→ Problem A:
Answer these from the passage on meat alternatives below:
(i) From what does Aleph Farms cultivate its steaks?
(ii) For whom does Zero Egg produce its egg alternative?
(iii) With what may machine-made meat be mixed under kashrut?
→ Problem B:
Check each statement against the passage on meat alternatives below. Answer yes or no, quoting the words that decide it.
(i) SuperMeat grows its chicken meat from plants.
(ii) Growth in beef and poultry production has added to world pollution.
(iii) Aleph Farms is attempting to grow its product in space.
→ Problem C: Reproduce the passage on meat alternatives below from "Aleph Farms cultivates" to "mixed with dairy.".

→ Document text:
● ● ●
But there now seems to be an explosion of local Israeli firms working on other types of meat and poultry alternatives made from vegetables or cloned animal cells.

Aleph Farms cultivates steaks directly from the cells of a living animal. And is even trying to grow its product in space. Zero Egg produces an egg alternative made from plants for foodservice and food manufacturers. The company asserts that its product tastes, looks, and functions like a real egg. And SuperMeat offers vegetarian chicken meat grown directly from chicken cells.

In a time when environmentalists point out the hidden costs of worldwide meat consumption, companies like Meat-Tech are finding solutions. The expansion in beef and poultry production has had the unintended consequence of adding to world pollution.

This new type of “fake” meat harms no animals. And it is also great for Jews who keep kosher which means no mixing of any dairy with meat and poultry. This machine-made meat is not considered to be real meat for the purpose of kashrut and as such may be mixed with dairy.
● ● ●
→ Input data:
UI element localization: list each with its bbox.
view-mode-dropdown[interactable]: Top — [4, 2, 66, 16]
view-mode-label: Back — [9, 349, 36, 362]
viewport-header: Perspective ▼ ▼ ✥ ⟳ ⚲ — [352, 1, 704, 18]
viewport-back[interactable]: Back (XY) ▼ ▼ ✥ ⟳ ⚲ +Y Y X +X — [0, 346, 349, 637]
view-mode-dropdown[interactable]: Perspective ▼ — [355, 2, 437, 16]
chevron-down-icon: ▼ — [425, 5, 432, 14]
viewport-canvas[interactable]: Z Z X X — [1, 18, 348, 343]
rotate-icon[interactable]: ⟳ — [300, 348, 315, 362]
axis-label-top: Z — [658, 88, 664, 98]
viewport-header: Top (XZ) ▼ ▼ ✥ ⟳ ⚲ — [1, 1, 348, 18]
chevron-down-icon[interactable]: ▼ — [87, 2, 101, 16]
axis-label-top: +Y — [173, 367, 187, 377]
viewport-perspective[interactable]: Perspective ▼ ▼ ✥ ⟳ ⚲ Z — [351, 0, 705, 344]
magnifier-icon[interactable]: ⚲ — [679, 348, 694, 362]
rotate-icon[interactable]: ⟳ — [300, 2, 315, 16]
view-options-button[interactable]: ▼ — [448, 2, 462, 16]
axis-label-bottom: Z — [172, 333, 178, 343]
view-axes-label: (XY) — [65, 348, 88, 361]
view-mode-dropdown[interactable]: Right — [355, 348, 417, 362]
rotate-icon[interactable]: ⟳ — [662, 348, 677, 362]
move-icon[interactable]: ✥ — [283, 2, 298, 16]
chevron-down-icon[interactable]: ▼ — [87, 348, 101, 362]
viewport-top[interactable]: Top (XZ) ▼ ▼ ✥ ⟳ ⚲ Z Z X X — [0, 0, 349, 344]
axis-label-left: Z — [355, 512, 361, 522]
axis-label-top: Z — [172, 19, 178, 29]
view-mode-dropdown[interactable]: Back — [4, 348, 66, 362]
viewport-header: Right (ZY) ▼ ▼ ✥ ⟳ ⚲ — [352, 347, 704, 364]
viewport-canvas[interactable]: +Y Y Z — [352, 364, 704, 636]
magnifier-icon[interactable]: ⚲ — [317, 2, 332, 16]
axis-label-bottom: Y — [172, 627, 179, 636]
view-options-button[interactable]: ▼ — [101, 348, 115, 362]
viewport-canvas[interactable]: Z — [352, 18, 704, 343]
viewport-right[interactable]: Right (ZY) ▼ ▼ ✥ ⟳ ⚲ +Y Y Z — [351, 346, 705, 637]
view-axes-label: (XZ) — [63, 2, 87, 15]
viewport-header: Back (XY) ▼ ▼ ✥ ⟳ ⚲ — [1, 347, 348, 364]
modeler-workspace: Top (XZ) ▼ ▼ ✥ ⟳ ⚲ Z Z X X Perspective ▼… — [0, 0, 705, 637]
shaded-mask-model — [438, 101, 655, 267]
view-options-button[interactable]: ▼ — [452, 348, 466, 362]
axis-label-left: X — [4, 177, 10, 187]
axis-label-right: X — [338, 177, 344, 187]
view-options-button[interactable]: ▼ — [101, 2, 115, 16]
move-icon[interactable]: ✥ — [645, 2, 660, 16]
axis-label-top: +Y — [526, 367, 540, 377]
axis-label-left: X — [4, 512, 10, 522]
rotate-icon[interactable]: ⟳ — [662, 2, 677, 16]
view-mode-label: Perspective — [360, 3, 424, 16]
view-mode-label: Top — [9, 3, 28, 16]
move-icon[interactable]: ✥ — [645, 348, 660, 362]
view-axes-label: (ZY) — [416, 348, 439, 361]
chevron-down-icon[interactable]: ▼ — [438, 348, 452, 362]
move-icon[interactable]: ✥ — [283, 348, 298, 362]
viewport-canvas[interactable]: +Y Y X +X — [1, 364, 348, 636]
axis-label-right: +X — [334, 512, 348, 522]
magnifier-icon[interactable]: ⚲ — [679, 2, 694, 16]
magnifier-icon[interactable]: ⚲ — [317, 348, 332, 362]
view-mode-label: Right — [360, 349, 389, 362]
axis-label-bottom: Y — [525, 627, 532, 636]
● ● ●
→ Written reply A:
(i) From the cells of a living animal.
(ii) For foodservice and food manufacturers.
(iii) With dairy.

→ Written reply B:
(i) No: "SuperMeat offers vegetarian chicken meat grown directly from chicken cells."
(ii) Yes: "The expansion in beef and poultry production has had the unintended consequence of adding to world pollution."
(iii) Yes: "And is even trying to grow its product in space."

→ Written reply C:
Aleph Farms cultivates steaks directly from the cells of a living animal. And is even trying to grow its product in space. Zero Egg produces an egg alternative made from plants for foodservice and food manufacturers. The company asserts that its product tastes, looks, and functions like a real egg. And SuperMeat offers vegetarian chicken meat grown directly from chicken cells.

In a time when environmentalists point out the hidden costs of worldwide meat consumption, companies like Meat-Tech are finding solutions. The expansion in beef and poultry production has had the unintended consequence of adding to world pollution.

This new type of “fake” meat harms no animals. And it is also great for Jews who keep kosher which means no mixing of any dairy with meat and poultry. This machine-made meat is not considered to be real meat for the purpose of kashrut and as such may be mixed with dairy.